**Exercise task:**
Restate each line of the listing exactly, without carrying over any pictures.

**Data for processing:**
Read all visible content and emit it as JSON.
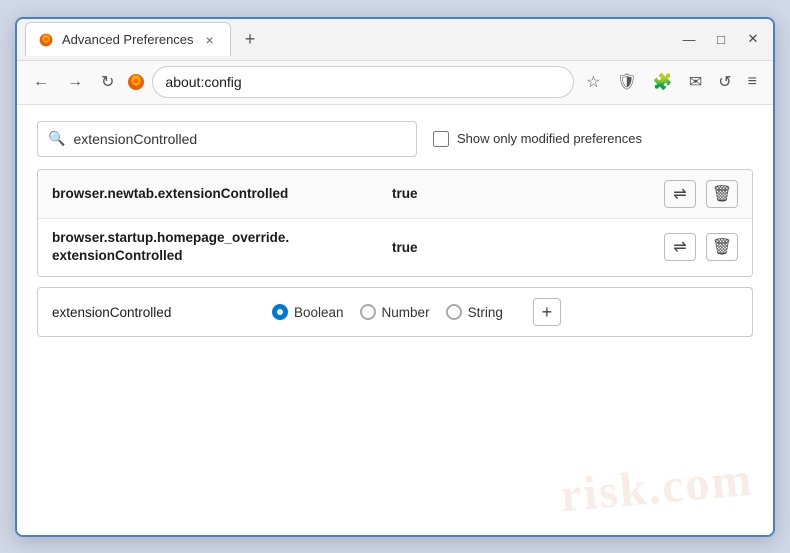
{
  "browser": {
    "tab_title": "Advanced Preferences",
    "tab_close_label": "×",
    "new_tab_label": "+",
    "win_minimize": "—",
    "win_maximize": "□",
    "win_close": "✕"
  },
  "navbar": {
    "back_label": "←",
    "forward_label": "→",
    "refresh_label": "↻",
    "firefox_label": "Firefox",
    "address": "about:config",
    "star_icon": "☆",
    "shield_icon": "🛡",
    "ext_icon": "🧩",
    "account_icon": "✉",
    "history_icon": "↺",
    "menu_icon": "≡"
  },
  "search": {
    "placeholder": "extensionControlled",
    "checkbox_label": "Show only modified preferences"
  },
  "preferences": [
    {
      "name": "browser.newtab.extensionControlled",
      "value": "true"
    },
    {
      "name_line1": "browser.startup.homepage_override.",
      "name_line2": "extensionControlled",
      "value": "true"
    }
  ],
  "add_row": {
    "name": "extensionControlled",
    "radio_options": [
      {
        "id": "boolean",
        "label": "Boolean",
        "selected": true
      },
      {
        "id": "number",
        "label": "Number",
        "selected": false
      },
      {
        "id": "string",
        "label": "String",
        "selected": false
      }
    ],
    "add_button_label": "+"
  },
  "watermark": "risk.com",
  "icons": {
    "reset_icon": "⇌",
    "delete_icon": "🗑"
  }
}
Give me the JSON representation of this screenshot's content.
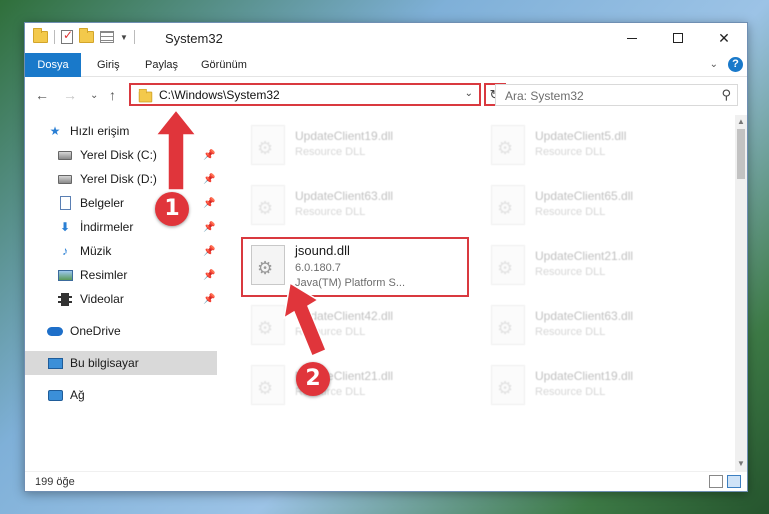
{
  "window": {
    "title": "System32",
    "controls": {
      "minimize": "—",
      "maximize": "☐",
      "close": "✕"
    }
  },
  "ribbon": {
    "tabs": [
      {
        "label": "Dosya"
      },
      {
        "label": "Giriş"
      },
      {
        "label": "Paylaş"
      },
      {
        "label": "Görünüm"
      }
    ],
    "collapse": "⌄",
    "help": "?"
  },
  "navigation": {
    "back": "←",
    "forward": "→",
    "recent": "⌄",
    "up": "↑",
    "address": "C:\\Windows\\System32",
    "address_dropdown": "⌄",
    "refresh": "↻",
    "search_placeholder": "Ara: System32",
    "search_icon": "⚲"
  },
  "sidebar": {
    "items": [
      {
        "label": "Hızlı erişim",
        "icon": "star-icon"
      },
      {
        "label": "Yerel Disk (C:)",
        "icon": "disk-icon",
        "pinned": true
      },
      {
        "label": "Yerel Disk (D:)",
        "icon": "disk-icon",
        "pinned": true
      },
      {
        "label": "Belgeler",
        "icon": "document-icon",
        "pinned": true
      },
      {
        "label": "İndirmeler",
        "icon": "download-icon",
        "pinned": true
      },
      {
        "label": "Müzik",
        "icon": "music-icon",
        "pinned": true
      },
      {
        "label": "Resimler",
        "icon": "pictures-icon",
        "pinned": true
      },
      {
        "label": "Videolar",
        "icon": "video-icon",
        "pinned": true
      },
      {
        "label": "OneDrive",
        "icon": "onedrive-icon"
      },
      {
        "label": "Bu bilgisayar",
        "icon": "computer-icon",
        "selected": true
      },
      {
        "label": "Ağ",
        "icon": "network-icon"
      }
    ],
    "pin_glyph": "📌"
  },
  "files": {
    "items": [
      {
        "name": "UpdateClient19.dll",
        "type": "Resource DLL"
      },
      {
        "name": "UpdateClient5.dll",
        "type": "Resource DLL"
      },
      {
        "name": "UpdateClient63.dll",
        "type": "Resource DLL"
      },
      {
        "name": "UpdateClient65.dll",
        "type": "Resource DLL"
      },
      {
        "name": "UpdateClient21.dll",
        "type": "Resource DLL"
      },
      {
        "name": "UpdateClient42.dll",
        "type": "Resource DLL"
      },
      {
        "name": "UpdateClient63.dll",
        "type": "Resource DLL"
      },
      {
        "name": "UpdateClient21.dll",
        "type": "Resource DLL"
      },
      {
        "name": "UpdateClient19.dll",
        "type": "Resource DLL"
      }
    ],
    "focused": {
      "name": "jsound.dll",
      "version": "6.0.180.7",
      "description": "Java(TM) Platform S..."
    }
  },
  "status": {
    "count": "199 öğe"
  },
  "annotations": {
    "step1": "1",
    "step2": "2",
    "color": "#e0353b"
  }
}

**Result for this exercise:**
Read all visible content and emit it as JSON.
{
  "browser": {
    "tab_title": "Advanced Preferences",
    "tab_close_label": "×",
    "new_tab_label": "+",
    "win_minimize": "—",
    "win_maximize": "□",
    "win_close": "✕"
  },
  "navbar": {
    "back_label": "←",
    "forward_label": "→",
    "refresh_label": "↻",
    "firefox_label": "Firefox",
    "address": "about:config",
    "star_icon": "☆",
    "shield_icon": "🛡",
    "ext_icon": "🧩",
    "account_icon": "✉",
    "history_icon": "↺",
    "menu_icon": "≡"
  },
  "search": {
    "placeholder": "extensionControlled",
    "checkbox_label": "Show only modified preferences"
  },
  "preferences": [
    {
      "name": "browser.newtab.extensionControlled",
      "value": "true"
    },
    {
      "name_line1": "browser.startup.homepage_override.",
      "name_line2": "extensionControlled",
      "value": "true"
    }
  ],
  "add_row": {
    "name": "extensionControlled",
    "radio_options": [
      {
        "id": "boolean",
        "label": "Boolean",
        "selected": true
      },
      {
        "id": "number",
        "label": "Number",
        "selected": false
      },
      {
        "id": "string",
        "label": "String",
        "selected": false
      }
    ],
    "add_button_label": "+"
  },
  "watermark": "risk.com",
  "icons": {
    "reset_icon": "⇌",
    "delete_icon": "🗑"
  }
}
Give me the JSON representation of this screenshot's content.
{
  "window": {
    "title": "System32",
    "controls": {
      "minimize": "—",
      "maximize": "☐",
      "close": "✕"
    }
  },
  "ribbon": {
    "tabs": [
      {
        "label": "Dosya"
      },
      {
        "label": "Giriş"
      },
      {
        "label": "Paylaş"
      },
      {
        "label": "Görünüm"
      }
    ],
    "collapse": "⌄",
    "help": "?"
  },
  "navigation": {
    "back": "←",
    "forward": "→",
    "recent": "⌄",
    "up": "↑",
    "address": "C:\\Windows\\System32",
    "address_dropdown": "⌄",
    "refresh": "↻",
    "search_placeholder": "Ara: System32",
    "search_icon": "⚲"
  },
  "sidebar": {
    "items": [
      {
        "label": "Hızlı erişim",
        "icon": "star-icon"
      },
      {
        "label": "Yerel Disk (C:)",
        "icon": "disk-icon",
        "pinned": true
      },
      {
        "label": "Yerel Disk (D:)",
        "icon": "disk-icon",
        "pinned": true
      },
      {
        "label": "Belgeler",
        "icon": "document-icon",
        "pinned": true
      },
      {
        "label": "İndirmeler",
        "icon": "download-icon",
        "pinned": true
      },
      {
        "label": "Müzik",
        "icon": "music-icon",
        "pinned": true
      },
      {
        "label": "Resimler",
        "icon": "pictures-icon",
        "pinned": true
      },
      {
        "label": "Videolar",
        "icon": "video-icon",
        "pinned": true
      },
      {
        "label": "OneDrive",
        "icon": "onedrive-icon"
      },
      {
        "label": "Bu bilgisayar",
        "icon": "computer-icon",
        "selected": true
      },
      {
        "label": "Ağ",
        "icon": "network-icon"
      }
    ],
    "pin_glyph": "📌"
  },
  "files": {
    "items": [
      {
        "name": "UpdateClient19.dll",
        "type": "Resource DLL"
      },
      {
        "name": "UpdateClient5.dll",
        "type": "Resource DLL"
      },
      {
        "name": "UpdateClient63.dll",
        "type": "Resource DLL"
      },
      {
        "name": "UpdateClient65.dll",
        "type": "Resource DLL"
      },
      {
        "name": "UpdateClient21.dll",
        "type": "Resource DLL"
      },
      {
        "name": "UpdateClient42.dll",
        "type": "Resource DLL"
      },
      {
        "name": "UpdateClient63.dll",
        "type": "Resource DLL"
      },
      {
        "name": "UpdateClient21.dll",
        "type": "Resource DLL"
      },
      {
        "name": "UpdateClient19.dll",
        "type": "Resource DLL"
      }
    ],
    "focused": {
      "name": "jsound.dll",
      "version": "6.0.180.7",
      "description": "Java(TM) Platform S..."
    }
  },
  "status": {
    "count": "199 öğe"
  },
  "annotations": {
    "step1": "1",
    "step2": "2",
    "color": "#e0353b"
  }
}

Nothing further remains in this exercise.